→ **Exercise text**:
My father was diagnosed three years ago. At the time my parents were living 800 miles away. We were able to convince them to move back here so my sister and I could take care of them. Dad was doing very well until he had surgery last month. The anesthetic caused a severe progression. When he came home from the hospital he was not the same person anymore. Major behavior issues made it necessary to place him in a nursing home. We did not feel we could keep him, or us safe. Besides being extremely difficult emotionaly, it was very difficult to actually find placement for him. Most of the homes that accept Alzheimer's patients were full. I was just wondering how some of you have dealt with issues. The forum has a wonderful international membership. Is Alheimer's becoming a world wide problem? |
|
Yes my grandma who passed a few years ago at 91 had it. Very hard on family members too.
My mum went to live with her and cared for her for 8 years. The same thing happened to her too, she had to have surgery and when she came back home she was worse. Did not recognise any family members except my mum and me. Even her other 2 children she did not know. Her behaviour got worse and no one could manage the situation with her anymore. She became angry at things, would wander off, leave the gas on the stove turned on, needed help just going to the toilet and to shower etc etc and when she did not want the assisstance from my mother she had amazing strength to fight her on that, you really needed a 24 hour watch on her. We all felt guilty but just could not cope or handle the sitaution anymore, very sad situation with Alzheimers/Dementia but a lot of people I spoke to that also had family members suffering from this, most ended up in specialist care as they do get very hard to care for as the Alzheimers progresses. We had to convince my mum it was time to have help and put her in care as it was destroying her life too & ageing her well before her time. So eventually that is what happened and she only lived about 6 months in care before she passed, she was in the last stages of the disease. Sorry to hear about your father, it is not easy and don't feel guilty about him being in care as behavior issues with them do get quite bad & sometimes quite violent as the alzheimers progresses. It does make you wonder if it is becoming a world wide problem, maybe it has something to do with people living longer and an ageing population that makes it more common now, even though alzheimers can affect younger people but more common in the elderly. |
My mother suffered from very slight dementia. Whether it was from the medications she was on for Parkinson's Disease or from Alzheimer's we don't know.
She had some issues with mis-placement of things; for instance we found a wrapped tomato in the drawer that holds the wrap. She also had hallucinations; specifically she saw me as a child around the house. In the hospital she had times when she didn't know where she was, even when told she was in the hospital she didn't believe it and thought she was at home. She recognized everyone and was lucid excpet as described above until the end. I am very glad that she didn't have a severe dementia before she passed. It's hard to explain, but my relationship with my mother was quite cerebral; she was the only person in the world who really and truly understood me. We enjoyed a lot of the same things like an appreciation of music and crossword puzzles and the like. Some of those things were stolen from her, including her ability to (beautifully) play the piano. I can only imagine the heartbreak and emotional trauma that must be part of the "full blown" Alzheimer's reality, and I offer you my deepest heartfelt sympathies. |
My grandmother was diagnosed with Alzheimers about 5 years ago. She was put on a newer drug that claims to slow down or even stop the progression of it for a while, in most cases 1 to 4 years. For my grandma it seemed to halt the progression almost entirely for 4 full years. In this last year though it is definitely progressing, but she is still doing well. She still lives on her own in her own home, though she had to give her car up a few months ago. My aunt, my cousin, and myself are her main caregivers. My aunt stops by each morning to make sure she takes her meds, eats breakfast, washes and dresses. My cousin brings her a newspaper around lunchtime, that is the excuse for making sure she takes meds and eats again. I stop by after work on my way home to say hello, and see if she needs anything and sometimes bring her supper. My aunt sometimes starts something in the crock pot for her which makes enough meals for a few days and is less risky than the stove. I basically just make sure she is ok, shovel her walkway, put salt on the steps, take out her garbage etc. We go and do her laundry and change the bedding once a week as well.

→ **Extracted material**:
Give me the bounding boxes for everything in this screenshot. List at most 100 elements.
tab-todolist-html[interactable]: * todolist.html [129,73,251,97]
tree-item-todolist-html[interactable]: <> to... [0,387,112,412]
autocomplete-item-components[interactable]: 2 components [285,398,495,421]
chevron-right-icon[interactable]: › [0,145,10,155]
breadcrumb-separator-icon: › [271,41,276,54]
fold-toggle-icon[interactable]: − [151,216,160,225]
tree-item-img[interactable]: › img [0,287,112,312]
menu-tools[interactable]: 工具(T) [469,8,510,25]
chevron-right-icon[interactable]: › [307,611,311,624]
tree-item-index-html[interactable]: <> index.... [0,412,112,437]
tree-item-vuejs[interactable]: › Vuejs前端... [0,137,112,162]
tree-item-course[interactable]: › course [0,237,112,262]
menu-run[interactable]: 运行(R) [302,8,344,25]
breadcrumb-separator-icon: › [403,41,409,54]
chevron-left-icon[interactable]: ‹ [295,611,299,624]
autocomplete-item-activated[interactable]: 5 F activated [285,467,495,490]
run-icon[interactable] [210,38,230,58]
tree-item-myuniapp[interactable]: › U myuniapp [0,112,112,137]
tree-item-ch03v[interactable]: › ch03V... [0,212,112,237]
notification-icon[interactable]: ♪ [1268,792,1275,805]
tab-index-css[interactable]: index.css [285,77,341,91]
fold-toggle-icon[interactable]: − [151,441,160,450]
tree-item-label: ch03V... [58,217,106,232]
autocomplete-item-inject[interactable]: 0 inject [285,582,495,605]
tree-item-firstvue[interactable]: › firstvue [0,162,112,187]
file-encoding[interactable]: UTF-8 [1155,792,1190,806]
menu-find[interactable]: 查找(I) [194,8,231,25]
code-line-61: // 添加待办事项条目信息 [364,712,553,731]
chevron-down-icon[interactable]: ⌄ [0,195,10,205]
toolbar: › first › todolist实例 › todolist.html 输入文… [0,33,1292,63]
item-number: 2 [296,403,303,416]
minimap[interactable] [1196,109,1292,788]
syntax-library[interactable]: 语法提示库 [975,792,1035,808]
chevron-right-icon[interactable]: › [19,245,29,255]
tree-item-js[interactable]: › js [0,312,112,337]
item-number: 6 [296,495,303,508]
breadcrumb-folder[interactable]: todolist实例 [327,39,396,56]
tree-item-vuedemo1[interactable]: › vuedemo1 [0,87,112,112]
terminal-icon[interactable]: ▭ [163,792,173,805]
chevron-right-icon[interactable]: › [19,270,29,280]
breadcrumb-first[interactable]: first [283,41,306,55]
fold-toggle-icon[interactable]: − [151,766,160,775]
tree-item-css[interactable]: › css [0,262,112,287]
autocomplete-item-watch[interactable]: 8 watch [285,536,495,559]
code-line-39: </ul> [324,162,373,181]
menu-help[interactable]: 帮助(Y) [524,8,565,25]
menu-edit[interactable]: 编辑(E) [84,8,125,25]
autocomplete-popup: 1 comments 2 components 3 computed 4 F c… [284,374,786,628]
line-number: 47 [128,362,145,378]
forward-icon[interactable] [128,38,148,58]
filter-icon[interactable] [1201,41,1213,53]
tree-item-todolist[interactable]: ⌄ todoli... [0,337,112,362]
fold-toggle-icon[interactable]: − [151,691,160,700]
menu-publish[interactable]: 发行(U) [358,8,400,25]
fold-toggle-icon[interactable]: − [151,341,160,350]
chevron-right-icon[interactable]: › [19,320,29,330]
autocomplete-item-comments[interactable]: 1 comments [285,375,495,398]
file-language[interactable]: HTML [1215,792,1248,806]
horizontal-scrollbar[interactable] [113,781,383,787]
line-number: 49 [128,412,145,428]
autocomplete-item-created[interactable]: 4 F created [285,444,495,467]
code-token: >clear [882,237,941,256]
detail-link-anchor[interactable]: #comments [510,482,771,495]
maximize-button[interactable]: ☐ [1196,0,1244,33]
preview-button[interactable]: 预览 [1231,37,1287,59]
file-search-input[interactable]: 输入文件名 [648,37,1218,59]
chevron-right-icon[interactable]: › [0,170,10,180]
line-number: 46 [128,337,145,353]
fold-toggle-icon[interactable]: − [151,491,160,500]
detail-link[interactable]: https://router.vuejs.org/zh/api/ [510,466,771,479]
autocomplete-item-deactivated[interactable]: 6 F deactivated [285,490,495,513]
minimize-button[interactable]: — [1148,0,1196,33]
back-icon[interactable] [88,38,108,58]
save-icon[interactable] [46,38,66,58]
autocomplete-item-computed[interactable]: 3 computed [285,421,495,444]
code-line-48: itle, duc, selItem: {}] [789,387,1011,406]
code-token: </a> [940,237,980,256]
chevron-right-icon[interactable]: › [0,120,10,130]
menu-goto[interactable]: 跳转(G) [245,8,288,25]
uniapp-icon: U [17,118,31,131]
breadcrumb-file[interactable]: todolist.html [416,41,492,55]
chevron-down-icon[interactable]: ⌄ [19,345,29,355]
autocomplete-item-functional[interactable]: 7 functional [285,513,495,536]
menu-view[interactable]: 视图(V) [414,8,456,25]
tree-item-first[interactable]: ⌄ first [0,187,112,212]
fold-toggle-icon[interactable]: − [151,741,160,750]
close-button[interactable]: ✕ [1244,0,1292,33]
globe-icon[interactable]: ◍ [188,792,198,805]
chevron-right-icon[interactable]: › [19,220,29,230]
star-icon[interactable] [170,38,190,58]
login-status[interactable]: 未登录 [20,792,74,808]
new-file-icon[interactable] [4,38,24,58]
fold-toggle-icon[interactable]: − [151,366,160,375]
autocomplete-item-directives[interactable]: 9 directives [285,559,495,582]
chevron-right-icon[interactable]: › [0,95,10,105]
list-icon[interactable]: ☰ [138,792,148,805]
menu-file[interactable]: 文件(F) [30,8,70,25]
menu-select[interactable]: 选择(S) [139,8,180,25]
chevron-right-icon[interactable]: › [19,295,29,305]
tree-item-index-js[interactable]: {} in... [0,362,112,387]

→ **Directions**:
1. Decide whether each statement (a), (b) and (c) agrees with the Alzheimer's thread. Answer yes or no, and quote the words of the thread that decide it.
(a) The first poster's parents lived 800 miles away when the father was diagnosed.
(b) The grandmother in the last post still drives her own car.
(c) The mother with very slight dementia recognized everyone.
2. Answer these questions from the Alzheimer's thread:
(a) How long did the grandmother who died at 91 live in care before she passed?
(b) What did the family find in the drawer that holds the wrap?
(c) How often are the grandmother's laundry and bedding done?
3. Copy everything from "My father was" down to "family members too." in the Alzheimer's thread, putting "care facility" in place of "nursing home".

→ **Answers by task**:
1.
(a) Yes: "At the time my parents were living 800 miles away."
(b) No: "she had to give her car up a few months ago."
(c) Yes: "She recognized everyone"

2.
(a) About 6 months.
(b) A wrapped tomato.
(c) Once a week.

3.
My father was diagnosed three years ago. At the time my parents were living 800 miles away. We were able to convince them to move back here so my sister and I could take care of them. Dad was doing very well until he had surgery last month. The anesthetic caused a severe progression. When he came home from the hospital he was not the same person anymore. Major behavior issues made it necessary to place him in a care facility. We did not feel we could keep him, or us safe. Besides being extremely difficult emotionaly, it was very difficult to actually find placement for him. Most of the homes that accept Alzheimer's patients were full. I was just wondering how some of you have dealt with issues. The forum has a wonderful international membership. Is Alheimer's becoming a world wide problem? |
|
Yes my grandma who passed a few years ago at 91 had it. Very hard on family members too.